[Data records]
** START **
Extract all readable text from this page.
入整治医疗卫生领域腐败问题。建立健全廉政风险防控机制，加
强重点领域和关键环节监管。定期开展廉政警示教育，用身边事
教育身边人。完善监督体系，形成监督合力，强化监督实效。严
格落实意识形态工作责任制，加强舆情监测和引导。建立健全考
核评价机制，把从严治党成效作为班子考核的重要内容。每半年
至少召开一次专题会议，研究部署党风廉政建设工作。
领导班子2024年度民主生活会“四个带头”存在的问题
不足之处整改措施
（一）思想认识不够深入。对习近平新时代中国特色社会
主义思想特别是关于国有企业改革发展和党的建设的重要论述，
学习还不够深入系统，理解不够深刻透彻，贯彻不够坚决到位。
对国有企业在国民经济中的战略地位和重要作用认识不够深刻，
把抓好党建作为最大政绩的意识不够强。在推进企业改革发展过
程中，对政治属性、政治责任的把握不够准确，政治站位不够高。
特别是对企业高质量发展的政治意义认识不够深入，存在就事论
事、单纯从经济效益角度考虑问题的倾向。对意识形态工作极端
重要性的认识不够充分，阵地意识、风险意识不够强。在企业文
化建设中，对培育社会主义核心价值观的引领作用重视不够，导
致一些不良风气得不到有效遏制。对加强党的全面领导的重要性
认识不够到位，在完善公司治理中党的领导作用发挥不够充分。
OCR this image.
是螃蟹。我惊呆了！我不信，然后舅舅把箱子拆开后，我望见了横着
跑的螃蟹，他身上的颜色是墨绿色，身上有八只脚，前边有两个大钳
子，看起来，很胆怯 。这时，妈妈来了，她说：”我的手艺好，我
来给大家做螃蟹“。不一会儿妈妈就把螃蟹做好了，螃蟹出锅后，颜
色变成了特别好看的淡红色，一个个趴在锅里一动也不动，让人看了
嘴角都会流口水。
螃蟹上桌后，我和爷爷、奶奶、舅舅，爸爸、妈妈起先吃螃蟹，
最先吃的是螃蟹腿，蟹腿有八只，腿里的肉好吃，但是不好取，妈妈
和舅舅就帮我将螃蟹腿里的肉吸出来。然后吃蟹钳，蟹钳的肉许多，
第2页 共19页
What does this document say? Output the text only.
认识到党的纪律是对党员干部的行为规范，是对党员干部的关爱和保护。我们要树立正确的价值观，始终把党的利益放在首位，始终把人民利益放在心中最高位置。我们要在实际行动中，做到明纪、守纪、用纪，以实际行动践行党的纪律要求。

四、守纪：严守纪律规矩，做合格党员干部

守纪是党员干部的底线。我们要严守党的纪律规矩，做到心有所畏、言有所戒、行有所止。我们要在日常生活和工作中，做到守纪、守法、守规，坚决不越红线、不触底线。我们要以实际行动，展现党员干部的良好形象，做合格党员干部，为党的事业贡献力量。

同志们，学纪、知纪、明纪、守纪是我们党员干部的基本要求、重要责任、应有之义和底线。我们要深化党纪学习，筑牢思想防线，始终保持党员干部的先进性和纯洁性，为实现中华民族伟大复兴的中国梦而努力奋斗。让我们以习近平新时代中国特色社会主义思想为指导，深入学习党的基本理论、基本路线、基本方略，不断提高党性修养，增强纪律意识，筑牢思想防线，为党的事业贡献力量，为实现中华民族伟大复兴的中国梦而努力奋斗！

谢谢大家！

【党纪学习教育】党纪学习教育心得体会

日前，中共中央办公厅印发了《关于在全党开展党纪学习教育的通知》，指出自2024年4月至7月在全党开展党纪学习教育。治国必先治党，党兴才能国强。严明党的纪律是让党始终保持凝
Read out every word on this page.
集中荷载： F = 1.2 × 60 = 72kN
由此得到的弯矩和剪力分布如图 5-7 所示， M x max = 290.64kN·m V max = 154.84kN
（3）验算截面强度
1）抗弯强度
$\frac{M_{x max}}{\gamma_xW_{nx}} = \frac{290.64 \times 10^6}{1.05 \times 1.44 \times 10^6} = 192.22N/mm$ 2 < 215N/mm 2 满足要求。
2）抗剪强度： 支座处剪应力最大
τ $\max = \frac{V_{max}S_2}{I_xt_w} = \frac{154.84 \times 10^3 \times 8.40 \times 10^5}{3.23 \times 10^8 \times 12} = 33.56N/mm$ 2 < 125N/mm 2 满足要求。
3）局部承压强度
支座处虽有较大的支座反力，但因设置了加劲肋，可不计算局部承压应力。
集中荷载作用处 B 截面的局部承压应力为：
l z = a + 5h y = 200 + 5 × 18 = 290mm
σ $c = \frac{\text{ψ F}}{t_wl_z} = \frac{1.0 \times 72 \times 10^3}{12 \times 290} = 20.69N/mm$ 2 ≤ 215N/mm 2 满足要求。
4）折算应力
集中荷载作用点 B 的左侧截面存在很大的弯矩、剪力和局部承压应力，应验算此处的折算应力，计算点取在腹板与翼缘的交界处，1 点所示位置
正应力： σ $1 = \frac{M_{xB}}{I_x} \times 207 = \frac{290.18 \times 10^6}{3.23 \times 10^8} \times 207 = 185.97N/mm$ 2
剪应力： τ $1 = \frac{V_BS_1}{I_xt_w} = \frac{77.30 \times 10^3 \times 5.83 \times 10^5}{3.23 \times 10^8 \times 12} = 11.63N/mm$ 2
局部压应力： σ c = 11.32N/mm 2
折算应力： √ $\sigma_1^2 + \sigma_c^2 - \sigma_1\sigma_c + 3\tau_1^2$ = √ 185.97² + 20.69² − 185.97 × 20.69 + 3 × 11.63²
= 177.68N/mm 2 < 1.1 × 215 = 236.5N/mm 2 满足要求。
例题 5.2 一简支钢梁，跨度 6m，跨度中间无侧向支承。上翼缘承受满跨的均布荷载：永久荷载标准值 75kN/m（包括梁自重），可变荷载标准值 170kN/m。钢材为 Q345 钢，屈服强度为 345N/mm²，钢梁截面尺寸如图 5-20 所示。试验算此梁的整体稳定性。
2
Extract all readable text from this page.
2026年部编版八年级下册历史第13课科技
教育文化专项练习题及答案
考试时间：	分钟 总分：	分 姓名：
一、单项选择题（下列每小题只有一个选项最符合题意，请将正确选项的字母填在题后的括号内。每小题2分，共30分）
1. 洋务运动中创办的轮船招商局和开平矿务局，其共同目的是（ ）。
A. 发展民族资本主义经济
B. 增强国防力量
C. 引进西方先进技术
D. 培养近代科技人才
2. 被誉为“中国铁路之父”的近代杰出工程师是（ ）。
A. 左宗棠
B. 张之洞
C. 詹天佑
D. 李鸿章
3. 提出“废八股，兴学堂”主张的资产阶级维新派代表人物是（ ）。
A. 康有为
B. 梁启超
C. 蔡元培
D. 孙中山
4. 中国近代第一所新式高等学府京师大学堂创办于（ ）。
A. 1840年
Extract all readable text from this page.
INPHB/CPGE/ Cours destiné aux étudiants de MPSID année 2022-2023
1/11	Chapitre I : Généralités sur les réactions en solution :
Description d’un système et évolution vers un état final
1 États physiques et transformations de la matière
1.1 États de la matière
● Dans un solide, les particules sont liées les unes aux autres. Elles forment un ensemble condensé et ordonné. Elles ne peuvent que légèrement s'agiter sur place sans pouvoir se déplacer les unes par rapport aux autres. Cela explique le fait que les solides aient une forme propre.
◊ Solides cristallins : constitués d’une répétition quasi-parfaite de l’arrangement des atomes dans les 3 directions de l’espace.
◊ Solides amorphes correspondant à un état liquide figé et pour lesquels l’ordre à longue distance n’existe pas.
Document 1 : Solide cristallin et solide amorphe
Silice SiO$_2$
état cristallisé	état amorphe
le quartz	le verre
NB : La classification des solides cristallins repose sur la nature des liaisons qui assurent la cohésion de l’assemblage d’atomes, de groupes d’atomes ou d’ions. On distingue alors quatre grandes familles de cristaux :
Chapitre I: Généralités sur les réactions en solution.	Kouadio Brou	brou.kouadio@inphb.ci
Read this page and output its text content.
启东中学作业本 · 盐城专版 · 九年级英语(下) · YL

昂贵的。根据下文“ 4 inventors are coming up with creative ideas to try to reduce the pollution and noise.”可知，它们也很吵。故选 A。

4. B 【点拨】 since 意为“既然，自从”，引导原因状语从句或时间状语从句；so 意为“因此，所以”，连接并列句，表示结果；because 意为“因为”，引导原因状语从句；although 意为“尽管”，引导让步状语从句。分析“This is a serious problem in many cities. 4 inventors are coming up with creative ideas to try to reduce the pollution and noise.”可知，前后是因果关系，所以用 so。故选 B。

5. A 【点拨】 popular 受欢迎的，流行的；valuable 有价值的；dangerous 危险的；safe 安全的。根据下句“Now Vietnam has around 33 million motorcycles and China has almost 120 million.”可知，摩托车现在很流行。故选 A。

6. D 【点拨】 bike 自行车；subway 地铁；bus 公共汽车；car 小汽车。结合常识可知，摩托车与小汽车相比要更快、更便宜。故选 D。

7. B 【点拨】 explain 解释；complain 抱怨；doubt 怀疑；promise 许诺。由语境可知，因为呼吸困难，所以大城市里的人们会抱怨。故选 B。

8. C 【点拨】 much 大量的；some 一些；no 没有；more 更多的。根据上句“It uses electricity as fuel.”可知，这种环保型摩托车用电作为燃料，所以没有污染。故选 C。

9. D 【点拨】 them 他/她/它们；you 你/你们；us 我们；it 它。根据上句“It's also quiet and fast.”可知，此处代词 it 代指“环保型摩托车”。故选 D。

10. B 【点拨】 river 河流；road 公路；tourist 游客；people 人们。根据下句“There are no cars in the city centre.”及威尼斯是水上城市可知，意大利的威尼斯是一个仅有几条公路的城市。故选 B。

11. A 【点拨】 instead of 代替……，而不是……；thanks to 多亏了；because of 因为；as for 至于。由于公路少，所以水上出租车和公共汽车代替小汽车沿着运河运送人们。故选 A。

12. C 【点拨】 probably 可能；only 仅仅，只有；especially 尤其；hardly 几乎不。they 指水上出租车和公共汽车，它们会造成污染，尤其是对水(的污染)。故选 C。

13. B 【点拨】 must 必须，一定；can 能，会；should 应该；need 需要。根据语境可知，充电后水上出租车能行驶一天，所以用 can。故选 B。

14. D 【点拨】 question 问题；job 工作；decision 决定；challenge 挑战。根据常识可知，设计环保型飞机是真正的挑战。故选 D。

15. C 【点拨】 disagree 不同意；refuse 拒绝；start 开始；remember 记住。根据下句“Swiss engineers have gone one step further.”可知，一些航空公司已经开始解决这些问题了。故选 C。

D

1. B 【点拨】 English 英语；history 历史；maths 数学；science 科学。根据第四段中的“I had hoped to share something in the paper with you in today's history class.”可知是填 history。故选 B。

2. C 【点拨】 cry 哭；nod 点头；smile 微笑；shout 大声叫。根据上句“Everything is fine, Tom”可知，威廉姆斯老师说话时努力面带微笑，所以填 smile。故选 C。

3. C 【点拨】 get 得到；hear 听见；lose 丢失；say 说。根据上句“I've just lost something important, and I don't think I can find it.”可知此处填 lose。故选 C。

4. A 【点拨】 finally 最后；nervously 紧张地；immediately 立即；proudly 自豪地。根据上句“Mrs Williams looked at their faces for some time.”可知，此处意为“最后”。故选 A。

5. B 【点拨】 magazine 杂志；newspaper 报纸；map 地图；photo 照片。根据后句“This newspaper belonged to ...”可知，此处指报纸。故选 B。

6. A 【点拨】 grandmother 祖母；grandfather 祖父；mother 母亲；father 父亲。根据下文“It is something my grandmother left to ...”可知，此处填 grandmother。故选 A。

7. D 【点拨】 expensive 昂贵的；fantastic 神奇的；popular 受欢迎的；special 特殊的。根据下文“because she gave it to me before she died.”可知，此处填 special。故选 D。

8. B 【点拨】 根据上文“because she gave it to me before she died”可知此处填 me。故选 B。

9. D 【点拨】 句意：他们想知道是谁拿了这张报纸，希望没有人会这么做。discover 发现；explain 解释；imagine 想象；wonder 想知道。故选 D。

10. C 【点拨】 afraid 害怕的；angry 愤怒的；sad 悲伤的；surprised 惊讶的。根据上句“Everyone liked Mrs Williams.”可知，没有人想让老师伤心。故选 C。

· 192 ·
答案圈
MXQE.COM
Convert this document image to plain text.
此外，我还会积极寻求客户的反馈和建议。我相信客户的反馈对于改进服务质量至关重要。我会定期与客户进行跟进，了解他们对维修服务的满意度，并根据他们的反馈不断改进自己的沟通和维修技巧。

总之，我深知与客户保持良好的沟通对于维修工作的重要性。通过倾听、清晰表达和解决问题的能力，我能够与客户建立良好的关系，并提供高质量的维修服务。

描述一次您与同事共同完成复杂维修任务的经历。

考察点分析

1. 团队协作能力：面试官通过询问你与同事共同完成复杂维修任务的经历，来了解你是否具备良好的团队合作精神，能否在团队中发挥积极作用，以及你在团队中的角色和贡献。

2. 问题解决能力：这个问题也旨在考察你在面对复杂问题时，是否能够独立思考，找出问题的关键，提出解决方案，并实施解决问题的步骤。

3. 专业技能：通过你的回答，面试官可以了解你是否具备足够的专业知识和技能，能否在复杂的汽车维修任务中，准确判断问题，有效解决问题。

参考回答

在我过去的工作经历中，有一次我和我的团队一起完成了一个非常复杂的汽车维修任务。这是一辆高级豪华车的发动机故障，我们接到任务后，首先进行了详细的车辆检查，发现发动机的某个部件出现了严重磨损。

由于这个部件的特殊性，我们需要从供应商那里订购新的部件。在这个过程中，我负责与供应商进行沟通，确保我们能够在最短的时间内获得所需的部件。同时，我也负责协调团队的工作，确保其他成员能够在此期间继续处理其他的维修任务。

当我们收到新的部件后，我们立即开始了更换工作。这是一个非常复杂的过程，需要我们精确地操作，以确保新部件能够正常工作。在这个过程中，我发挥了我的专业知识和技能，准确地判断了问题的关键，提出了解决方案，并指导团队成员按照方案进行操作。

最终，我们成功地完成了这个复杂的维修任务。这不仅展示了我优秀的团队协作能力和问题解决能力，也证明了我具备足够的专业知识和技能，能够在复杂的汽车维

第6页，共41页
** END **
**Exercise prompt:** Pull every line containing "réactions" out of the records.

**Solved exercise:**
1/11	Chapitre I : Généralités sur les réactions en solution :
Chapitre I: Généralités sur les réactions en solution.	Kouadio Brou	brou.kouadio@inphb.ci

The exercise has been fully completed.